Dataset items
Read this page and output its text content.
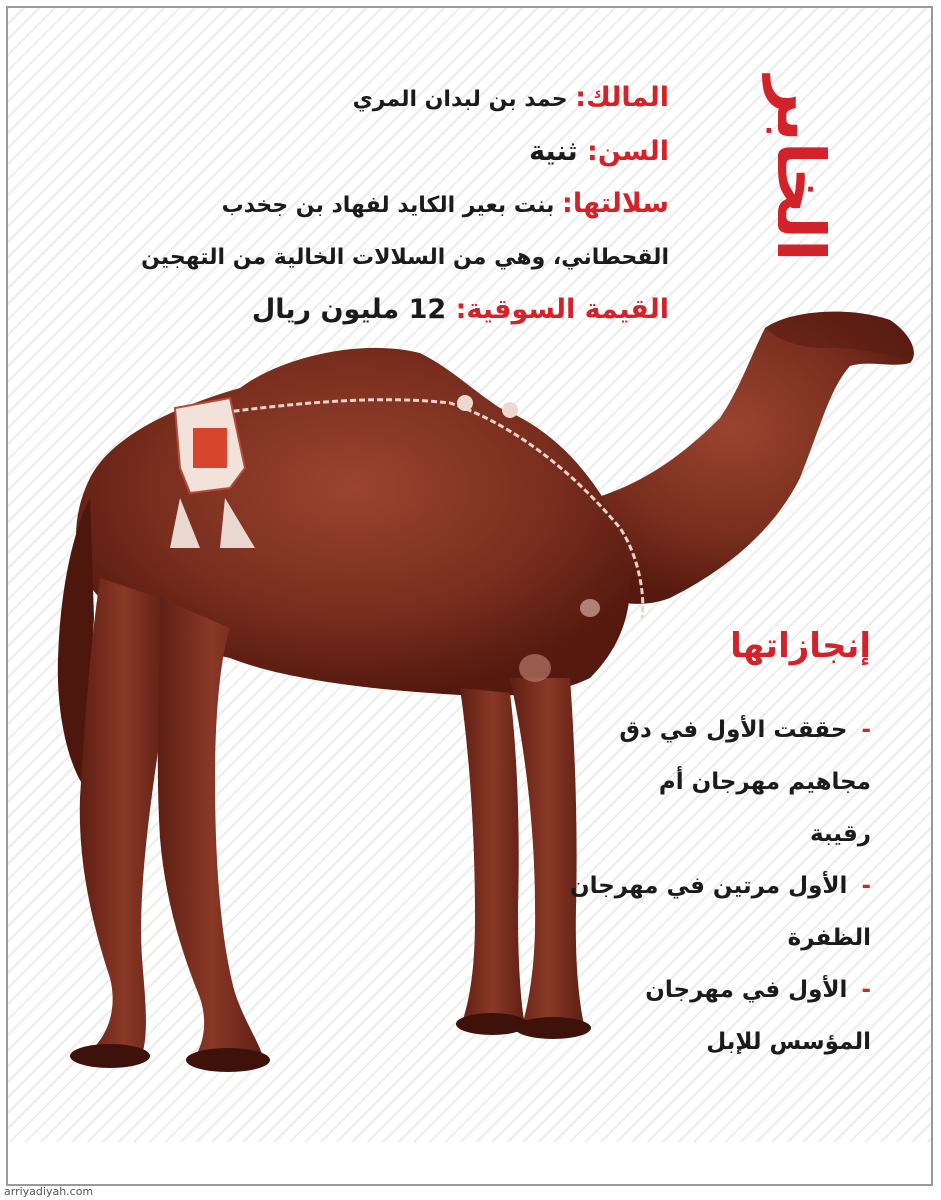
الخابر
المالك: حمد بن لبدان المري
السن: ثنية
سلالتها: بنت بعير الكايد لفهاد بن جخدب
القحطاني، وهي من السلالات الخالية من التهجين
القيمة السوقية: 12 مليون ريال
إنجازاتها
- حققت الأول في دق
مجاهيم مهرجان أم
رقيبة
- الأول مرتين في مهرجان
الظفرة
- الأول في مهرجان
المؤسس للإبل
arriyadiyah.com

==

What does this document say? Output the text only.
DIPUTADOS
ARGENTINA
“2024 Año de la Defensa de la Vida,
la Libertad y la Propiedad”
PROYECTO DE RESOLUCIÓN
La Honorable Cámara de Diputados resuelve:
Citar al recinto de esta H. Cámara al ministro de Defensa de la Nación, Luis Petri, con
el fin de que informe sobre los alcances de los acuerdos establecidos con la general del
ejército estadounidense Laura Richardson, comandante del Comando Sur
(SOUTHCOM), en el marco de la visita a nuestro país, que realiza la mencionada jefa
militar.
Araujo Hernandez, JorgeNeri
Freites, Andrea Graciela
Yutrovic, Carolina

Written instruction: Report how many lines hold the string "الأول", giving the number and nothing else.

Answer below: 3